----- 提供されたエントリ -----

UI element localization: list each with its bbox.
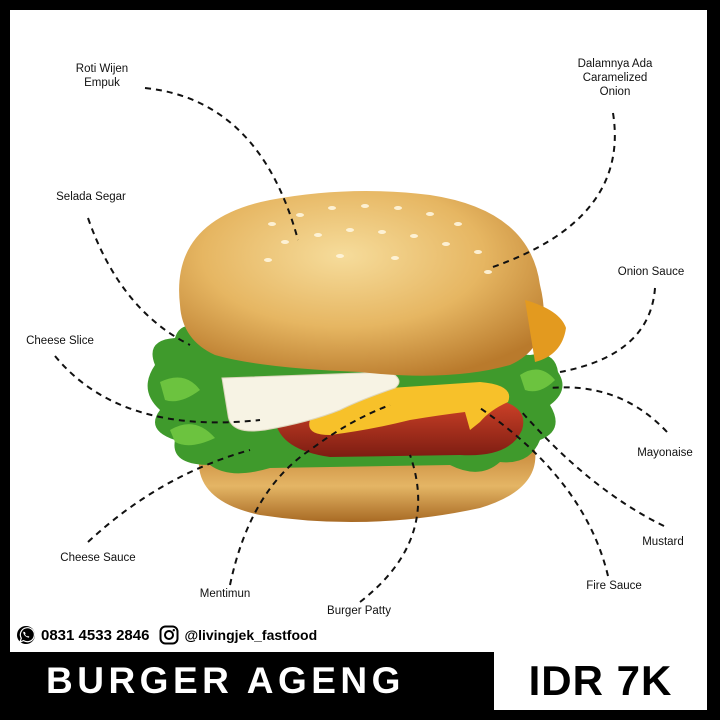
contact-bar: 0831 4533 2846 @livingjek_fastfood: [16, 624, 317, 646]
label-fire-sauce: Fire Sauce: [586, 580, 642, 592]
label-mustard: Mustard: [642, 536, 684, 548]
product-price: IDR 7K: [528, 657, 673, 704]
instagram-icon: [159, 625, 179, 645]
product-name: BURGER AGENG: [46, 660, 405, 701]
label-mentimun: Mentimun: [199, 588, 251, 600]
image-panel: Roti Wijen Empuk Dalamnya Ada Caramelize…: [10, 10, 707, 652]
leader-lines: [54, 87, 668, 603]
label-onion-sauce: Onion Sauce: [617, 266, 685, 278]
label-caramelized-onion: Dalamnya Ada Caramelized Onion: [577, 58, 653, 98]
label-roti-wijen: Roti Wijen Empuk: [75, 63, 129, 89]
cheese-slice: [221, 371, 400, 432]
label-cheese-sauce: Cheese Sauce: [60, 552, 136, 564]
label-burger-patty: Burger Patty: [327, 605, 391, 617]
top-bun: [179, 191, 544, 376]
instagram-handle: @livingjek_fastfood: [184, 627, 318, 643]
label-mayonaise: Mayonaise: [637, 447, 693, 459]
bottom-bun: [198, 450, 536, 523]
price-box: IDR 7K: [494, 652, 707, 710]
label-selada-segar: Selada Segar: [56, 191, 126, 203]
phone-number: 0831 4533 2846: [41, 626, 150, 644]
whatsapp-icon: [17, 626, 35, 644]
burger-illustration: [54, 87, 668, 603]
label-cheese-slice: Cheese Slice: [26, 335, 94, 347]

-----
----- 提供されたエントリ -----

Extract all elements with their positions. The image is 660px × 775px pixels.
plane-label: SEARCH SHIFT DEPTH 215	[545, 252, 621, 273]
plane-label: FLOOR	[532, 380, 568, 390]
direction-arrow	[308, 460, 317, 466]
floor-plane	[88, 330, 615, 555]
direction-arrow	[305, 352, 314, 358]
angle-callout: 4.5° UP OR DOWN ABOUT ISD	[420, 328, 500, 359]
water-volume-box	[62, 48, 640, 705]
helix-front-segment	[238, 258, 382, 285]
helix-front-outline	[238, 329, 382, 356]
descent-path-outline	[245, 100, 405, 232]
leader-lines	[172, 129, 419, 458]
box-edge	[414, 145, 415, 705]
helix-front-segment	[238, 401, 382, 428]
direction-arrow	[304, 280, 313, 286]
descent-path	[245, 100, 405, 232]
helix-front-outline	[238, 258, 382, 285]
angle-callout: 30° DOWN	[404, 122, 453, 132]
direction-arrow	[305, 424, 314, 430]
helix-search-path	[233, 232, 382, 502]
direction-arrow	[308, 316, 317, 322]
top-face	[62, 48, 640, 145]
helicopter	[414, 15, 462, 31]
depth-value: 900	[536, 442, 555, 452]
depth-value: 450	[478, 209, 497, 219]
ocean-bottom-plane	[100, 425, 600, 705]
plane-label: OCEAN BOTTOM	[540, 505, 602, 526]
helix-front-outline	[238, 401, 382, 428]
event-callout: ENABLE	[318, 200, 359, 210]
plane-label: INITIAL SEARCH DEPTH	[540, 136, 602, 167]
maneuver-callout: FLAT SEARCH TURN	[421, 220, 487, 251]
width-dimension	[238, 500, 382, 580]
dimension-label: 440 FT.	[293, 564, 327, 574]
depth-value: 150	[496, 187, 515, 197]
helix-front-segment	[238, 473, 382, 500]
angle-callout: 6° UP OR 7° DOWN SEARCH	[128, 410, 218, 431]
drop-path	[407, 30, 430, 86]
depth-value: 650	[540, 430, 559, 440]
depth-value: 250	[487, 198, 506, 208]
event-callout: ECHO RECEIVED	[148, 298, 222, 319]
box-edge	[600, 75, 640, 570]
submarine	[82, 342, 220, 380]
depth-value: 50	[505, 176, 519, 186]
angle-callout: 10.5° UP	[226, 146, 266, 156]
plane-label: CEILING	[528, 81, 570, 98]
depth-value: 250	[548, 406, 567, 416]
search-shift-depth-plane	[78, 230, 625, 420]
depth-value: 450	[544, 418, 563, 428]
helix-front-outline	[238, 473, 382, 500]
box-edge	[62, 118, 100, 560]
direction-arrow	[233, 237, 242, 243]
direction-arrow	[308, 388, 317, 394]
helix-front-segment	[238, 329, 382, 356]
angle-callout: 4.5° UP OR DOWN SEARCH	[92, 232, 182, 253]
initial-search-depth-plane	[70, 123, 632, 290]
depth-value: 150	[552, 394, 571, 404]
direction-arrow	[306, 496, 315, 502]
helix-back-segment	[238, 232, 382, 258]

-----

## 取り組む課題
上のエントリから、文字列「product」を含む行をすべて抜き出してください。

## この課題の解答
product-price: IDR 7K: [528, 657, 673, 704]
product-name: BURGER AGENG: [46, 660, 405, 701]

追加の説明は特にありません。